Entries shown ::
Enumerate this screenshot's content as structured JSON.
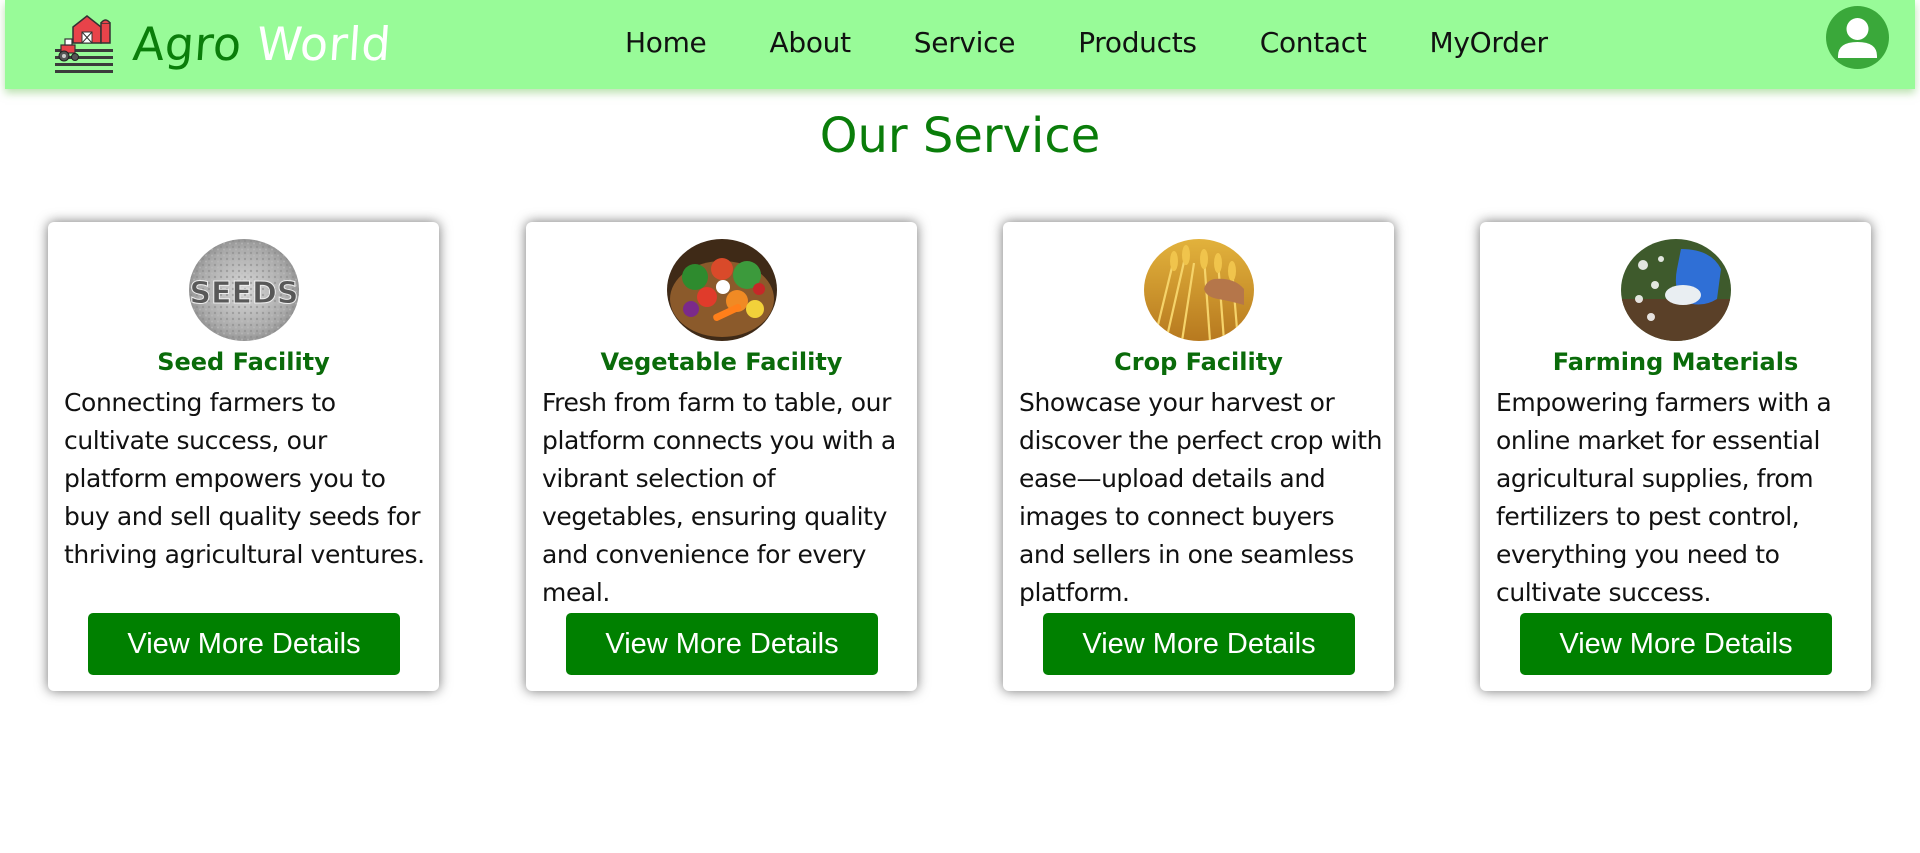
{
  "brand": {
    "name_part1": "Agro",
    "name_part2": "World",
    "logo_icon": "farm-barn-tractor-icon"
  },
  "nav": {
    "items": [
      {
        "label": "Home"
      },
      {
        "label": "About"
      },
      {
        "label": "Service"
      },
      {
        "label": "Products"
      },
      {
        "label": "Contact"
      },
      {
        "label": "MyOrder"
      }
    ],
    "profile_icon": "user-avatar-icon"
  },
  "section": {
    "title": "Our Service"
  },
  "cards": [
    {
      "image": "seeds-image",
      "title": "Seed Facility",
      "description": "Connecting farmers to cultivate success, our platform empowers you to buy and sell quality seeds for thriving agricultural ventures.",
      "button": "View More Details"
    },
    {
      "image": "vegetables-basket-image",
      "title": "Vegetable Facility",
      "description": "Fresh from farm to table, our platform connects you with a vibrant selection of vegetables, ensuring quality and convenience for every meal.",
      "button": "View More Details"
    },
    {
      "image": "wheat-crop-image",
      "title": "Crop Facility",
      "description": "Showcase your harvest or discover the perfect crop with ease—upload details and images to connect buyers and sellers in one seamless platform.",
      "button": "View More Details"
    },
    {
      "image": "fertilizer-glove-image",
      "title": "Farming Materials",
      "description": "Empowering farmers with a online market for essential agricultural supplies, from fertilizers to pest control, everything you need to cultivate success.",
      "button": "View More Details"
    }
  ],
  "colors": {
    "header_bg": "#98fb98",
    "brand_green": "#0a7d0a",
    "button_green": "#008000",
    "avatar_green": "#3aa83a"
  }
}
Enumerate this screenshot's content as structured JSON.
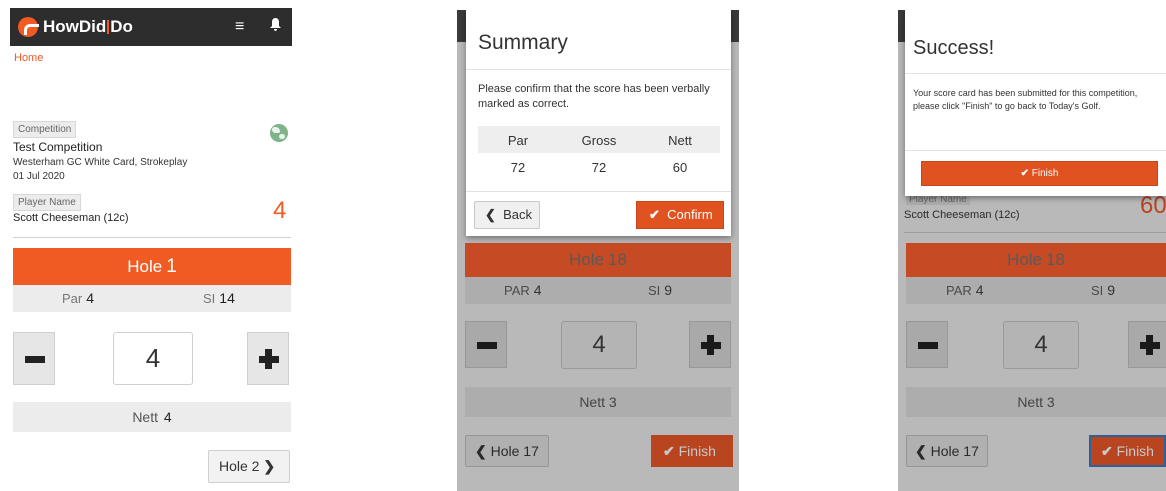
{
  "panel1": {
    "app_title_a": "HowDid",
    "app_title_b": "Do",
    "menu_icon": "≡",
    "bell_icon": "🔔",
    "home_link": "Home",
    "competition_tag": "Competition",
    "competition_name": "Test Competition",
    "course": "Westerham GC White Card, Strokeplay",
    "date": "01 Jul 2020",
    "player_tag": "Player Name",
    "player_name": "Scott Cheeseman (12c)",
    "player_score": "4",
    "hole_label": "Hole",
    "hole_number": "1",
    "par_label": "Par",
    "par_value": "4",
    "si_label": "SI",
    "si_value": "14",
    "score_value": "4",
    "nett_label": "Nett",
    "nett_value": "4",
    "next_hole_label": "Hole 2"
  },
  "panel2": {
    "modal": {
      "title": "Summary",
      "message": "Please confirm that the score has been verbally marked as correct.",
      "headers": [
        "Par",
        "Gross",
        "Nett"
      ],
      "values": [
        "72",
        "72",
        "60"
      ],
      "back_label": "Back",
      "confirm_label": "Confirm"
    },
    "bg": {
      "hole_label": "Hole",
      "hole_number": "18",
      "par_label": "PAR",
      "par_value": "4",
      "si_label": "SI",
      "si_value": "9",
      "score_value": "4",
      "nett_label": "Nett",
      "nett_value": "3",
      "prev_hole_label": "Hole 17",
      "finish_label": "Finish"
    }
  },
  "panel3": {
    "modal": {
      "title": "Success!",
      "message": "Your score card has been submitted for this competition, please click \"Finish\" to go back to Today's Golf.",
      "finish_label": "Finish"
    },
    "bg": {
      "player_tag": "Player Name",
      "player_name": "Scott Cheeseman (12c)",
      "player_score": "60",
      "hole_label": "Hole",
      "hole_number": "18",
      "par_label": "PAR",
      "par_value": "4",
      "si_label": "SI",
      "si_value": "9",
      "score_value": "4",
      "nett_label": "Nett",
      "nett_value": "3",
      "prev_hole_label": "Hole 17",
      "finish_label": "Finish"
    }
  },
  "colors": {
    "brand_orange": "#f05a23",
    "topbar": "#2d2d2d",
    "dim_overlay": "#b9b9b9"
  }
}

Directive ::
From the entries above, copy every line that holds the word "platform".

Exercise solution ::
      "description": "Connecting farmers to cultivate success, our platform empowers you to buy and sell quality seeds for thriving agricultural ventures.",
      "description": "Fresh from farm to table, our platform connects you with a vibrant selection of vegetables, ensuring quality and convenience for every meal.",
      "description": "Showcase your harvest or discover the perfect crop with ease—upload details and images to connect buyers and sellers in one seamless platform.",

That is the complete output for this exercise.